Data entries:
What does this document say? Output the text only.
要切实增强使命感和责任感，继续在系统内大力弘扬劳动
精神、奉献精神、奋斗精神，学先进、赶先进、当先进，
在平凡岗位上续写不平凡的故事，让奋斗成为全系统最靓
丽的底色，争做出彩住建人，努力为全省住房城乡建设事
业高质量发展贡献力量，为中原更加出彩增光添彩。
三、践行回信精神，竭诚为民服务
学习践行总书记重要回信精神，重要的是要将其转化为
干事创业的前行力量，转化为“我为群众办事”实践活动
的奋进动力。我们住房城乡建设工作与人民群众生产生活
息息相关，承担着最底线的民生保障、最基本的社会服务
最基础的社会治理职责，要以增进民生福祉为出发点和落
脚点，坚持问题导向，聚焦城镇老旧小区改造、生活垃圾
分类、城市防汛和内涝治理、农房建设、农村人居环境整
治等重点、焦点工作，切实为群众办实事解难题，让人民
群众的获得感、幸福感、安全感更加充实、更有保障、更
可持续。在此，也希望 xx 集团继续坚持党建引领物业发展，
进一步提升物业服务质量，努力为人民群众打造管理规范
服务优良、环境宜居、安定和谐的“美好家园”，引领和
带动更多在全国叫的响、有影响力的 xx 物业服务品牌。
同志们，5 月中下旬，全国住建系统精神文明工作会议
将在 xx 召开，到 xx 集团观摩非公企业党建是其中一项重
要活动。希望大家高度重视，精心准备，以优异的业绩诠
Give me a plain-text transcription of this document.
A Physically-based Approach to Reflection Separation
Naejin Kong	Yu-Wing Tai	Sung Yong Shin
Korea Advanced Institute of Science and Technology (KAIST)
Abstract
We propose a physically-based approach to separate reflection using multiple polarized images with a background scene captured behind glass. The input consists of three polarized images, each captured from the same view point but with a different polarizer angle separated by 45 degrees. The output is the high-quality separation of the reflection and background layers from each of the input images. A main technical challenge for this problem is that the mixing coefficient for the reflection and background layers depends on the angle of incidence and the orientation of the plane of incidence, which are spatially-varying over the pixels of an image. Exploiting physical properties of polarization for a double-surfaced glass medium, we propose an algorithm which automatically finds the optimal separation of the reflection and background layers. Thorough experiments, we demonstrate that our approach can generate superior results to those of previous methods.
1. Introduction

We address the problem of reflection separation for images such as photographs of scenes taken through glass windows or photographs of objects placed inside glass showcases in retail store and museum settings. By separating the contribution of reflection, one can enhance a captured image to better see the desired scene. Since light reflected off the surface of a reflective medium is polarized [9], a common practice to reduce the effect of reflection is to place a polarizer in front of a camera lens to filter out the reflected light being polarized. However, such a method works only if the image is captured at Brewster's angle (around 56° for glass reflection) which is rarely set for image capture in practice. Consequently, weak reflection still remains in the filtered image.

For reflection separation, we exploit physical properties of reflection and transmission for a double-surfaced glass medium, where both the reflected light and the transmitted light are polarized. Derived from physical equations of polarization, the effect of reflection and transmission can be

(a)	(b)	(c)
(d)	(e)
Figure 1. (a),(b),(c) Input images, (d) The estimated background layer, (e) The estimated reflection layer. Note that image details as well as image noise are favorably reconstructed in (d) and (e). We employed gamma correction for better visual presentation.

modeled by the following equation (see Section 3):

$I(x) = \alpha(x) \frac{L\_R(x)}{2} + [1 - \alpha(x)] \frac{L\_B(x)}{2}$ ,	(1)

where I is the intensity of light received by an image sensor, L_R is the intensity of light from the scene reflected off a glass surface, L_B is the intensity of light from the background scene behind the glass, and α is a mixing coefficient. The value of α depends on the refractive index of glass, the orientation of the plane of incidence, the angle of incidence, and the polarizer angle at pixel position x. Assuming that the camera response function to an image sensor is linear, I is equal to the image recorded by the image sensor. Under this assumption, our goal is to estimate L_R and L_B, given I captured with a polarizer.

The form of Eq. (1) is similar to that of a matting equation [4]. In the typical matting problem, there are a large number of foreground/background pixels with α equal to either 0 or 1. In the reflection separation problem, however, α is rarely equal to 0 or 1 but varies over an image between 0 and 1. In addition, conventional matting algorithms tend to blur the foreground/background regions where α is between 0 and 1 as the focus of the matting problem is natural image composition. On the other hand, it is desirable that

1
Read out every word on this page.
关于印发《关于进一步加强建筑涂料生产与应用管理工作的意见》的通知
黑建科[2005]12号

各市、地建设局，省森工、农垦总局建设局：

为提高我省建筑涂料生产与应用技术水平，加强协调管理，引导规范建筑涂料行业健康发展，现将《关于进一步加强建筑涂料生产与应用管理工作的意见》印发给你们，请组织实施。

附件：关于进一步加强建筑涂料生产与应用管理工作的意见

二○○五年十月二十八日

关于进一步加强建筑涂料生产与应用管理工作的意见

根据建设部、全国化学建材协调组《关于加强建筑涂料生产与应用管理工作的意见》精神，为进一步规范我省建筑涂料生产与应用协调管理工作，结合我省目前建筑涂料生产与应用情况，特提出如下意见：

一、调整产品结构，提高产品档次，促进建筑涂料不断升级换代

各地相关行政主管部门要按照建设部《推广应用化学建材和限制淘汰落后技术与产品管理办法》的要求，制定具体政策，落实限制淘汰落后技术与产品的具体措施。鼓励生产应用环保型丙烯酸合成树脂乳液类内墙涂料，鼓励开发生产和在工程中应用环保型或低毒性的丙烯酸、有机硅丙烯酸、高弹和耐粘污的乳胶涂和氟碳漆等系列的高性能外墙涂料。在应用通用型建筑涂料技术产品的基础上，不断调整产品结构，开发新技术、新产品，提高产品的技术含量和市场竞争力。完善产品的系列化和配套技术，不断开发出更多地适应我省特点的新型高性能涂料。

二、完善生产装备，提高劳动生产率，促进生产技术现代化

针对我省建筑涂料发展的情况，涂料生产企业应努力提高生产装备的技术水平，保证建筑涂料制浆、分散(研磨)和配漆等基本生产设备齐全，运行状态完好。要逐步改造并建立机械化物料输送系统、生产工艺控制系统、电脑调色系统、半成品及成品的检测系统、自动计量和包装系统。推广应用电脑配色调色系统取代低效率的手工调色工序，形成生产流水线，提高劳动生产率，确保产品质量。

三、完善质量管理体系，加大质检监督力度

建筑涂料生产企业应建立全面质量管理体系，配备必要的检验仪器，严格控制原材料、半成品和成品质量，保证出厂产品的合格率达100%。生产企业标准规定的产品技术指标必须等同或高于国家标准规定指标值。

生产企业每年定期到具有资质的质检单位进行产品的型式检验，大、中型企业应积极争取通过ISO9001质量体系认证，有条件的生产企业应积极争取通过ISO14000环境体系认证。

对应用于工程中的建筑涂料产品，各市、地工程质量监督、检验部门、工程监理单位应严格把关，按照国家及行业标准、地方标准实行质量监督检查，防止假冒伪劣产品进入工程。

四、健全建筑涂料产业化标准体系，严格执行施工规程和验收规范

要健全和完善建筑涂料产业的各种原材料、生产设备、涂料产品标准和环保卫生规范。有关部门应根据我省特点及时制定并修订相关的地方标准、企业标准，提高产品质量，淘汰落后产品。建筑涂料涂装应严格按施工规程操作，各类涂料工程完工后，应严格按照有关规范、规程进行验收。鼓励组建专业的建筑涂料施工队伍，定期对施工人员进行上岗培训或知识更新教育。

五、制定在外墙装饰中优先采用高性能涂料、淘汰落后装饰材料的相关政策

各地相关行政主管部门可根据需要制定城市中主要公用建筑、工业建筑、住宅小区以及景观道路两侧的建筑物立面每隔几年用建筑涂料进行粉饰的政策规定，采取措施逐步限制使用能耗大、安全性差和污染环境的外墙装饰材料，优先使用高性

## Task details
All lines in the data that contain the word "关于进一步加强建筑涂料生产与应用管理工作的意见" should be copied.

## Task output
关于印发《关于进一步加强建筑涂料生产与应用管理工作的意见》的通知
为提高我省建筑涂料生产与应用技术水平，加强协调管理，引导规范建筑涂料行业健康发展，现将《关于进一步加强建筑涂料生产与应用管理工作的意见》印发给你们，请组织实施。
附件：关于进一步加强建筑涂料生产与应用管理工作的意见
关于进一步加强建筑涂料生产与应用管理工作的意见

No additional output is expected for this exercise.